> Exercise prompt
Go through the entries below and retype them exactly, omitting each picture.

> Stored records
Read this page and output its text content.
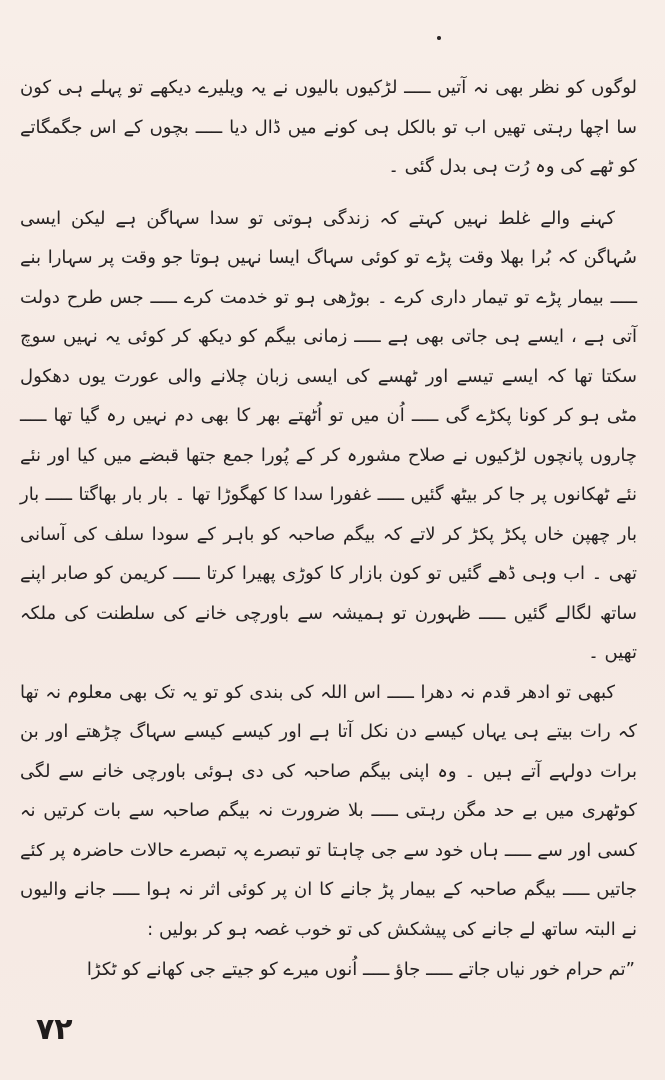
لوگوں کو نظر بھی نہ آتیں ـــــ لڑکیوں بالیوں نے یہ ویلیرے دیکھے تو پہلے ہی کون سا اچھا رہتی تھیں اب تو بالکل ہی کونے میں ڈال دیا ـــــ بچوں کے اس جگمگاتے کو ٹھے کی وہ رُت ہی بدل گئی ۔

کہنے والے غلط نہیں کہتے کہ زندگی ہوتی تو سدا سہاگن ہے لیکن ایسی سُہاگن کہ بُرا بھلا وقت پڑے تو کوئی سہاگ ایسا نہیں ہوتا جو وقت پر سہارا بنے ـــــ بیمار پڑے تو تیمار داری کرے ۔ بوڑھی ہو تو خدمت کرے ـــــ جس طرح دولت آتی ہے ، ایسے ہی جاتی بھی ہے ـــــ زمانی بیگم کو دیکھ کر کوئی یہ نہیں سوچ سکتا تھا کہ ایسے تیسے اور ٹھسے کی ایسی زبان چلانے والی عورت یوں دھکول مٹی ہو کر کونا پکڑے گی ـــــ اُن میں تو اُٹھتے بھر کا بھی دم نہیں رہ گیا تھا ـــــ چاروں پانچوں لڑکیوں نے صلاح مشورہ کر کے پُورا جمع جتھا قبضے میں کیا اور نئے نئے ٹھکانوں پر جا کر بیٹھ گئیں ـــــ غفورا سدا کا کھگوڑا تھا ۔ بار بار بھاگتا ـــــ بار بار چھپن خاں پکڑ پکڑ کر لاتے کہ بیگم صاحبہ کو باہر کے سودا سلف کی آسانی تھی ۔ اب وہی ڈھے گئیں تو کون بازار کا کوڑی پھیرا کرتا ـــــ کریمن کو صابر اپنے ساتھ لگالے گئیں ـــــ ظہورن تو ہمیشہ سے باورچی خانے کی سلطنت کی ملکہ تھیں ۔

کبھی تو ادھر قدم نہ دھرا ـــــ اس اللہ کی بندی کو تو یہ تک بھی معلوم نہ تھا کہ رات بیتے ہی یہاں کیسے دن نکل آتا ہے اور کیسے کیسے سہاگ چڑھتے اور بن برات دولہے آتے ہیں ۔ وہ اپنی بیگم صاحبہ کی دی ہوئی باورچی خانے سے لگی کوٹھری میں بے حد مگن رہتی ـــــ بلا ضرورت نہ بیگم صاحبہ سے بات کرتیں نہ کسی اور سے ـــــ ہاں خود سے جی چاہتا تو تبصرے پہ تبصرے حالات حاضرہ پر کئے جاتیں ـــــ بیگم صاحبہ کے بیمار پڑ جانے کا ان پر کوئی اثر نہ ہوا ـــــ جانے والیوں نے البتہ ساتھ لے جانے کی پیشکش کی تو خوب غصہ ہو کر بولیں :

”تم حرام خور نیاں جاتے ـــــ جاؤ ـــــ اُنوں میرے کو جیتے جی کھانے کو ٹکڑا
۷۲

> Output of the exercise
Read this page and output its text content.
لوگوں کو نظر بھی نہ آتیں ـــــ لڑکیوں بالیوں نے یہ ویلیرے دیکھے تو پہلے ہی کون سا اچھا رہتی تھیں اب تو بالکل ہی کونے میں ڈال دیا ـــــ بچوں کے اس جگمگاتے کو ٹھے کی وہ رُت ہی بدل گئی ۔

کہنے والے غلط نہیں کہتے کہ زندگی ہوتی تو سدا سہاگن ہے لیکن ایسی سُہاگن کہ بُرا بھلا وقت پڑے تو کوئی سہاگ ایسا نہیں ہوتا جو وقت پر سہارا بنے ـــــ بیمار پڑے تو تیمار داری کرے ۔ بوڑھی ہو تو خدمت کرے ـــــ جس طرح دولت آتی ہے ، ایسے ہی جاتی بھی ہے ـــــ زمانی بیگم کو دیکھ کر کوئی یہ نہیں سوچ سکتا تھا کہ ایسے تیسے اور ٹھسے کی ایسی زبان چلانے والی عورت یوں دھکول مٹی ہو کر کونا پکڑے گی ـــــ اُن میں تو اُٹھتے بھر کا بھی دم نہیں رہ گیا تھا ـــــ چاروں پانچوں لڑکیوں نے صلاح مشورہ کر کے پُورا جمع جتھا قبضے میں کیا اور نئے نئے ٹھکانوں پر جا کر بیٹھ گئیں ـــــ غفورا سدا کا کھگوڑا تھا ۔ بار بار بھاگتا ـــــ بار بار چھپن خاں پکڑ پکڑ کر لاتے کہ بیگم صاحبہ کو باہر کے سودا سلف کی آسانی تھی ۔ اب وہی ڈھے گئیں تو کون بازار کا کوڑی پھیرا کرتا ـــــ کریمن کو صابر اپنے ساتھ لگالے گئیں ـــــ ظہورن تو ہمیشہ سے باورچی خانے کی سلطنت کی ملکہ تھیں ۔

کبھی تو ادھر قدم نہ دھرا ـــــ اس اللہ کی بندی کو تو یہ تک بھی معلوم نہ تھا کہ رات بیتے ہی یہاں کیسے دن نکل آتا ہے اور کیسے کیسے سہاگ چڑھتے اور بن برات دولہے آتے ہیں ۔ وہ اپنی بیگم صاحبہ کی دی ہوئی باورچی خانے سے لگی کوٹھری میں بے حد مگن رہتی ـــــ بلا ضرورت نہ بیگم صاحبہ سے بات کرتیں نہ کسی اور سے ـــــ ہاں خود سے جی چاہتا تو تبصرے پہ تبصرے حالات حاضرہ پر کئے جاتیں ـــــ بیگم صاحبہ کے بیمار پڑ جانے کا ان پر کوئی اثر نہ ہوا ـــــ جانے والیوں نے البتہ ساتھ لے جانے کی پیشکش کی تو خوب غصہ ہو کر بولیں :

”تم حرام خور نیاں جاتے ـــــ جاؤ ـــــ اُنوں میرے کو جیتے جی کھانے کو ٹکڑا
۷۲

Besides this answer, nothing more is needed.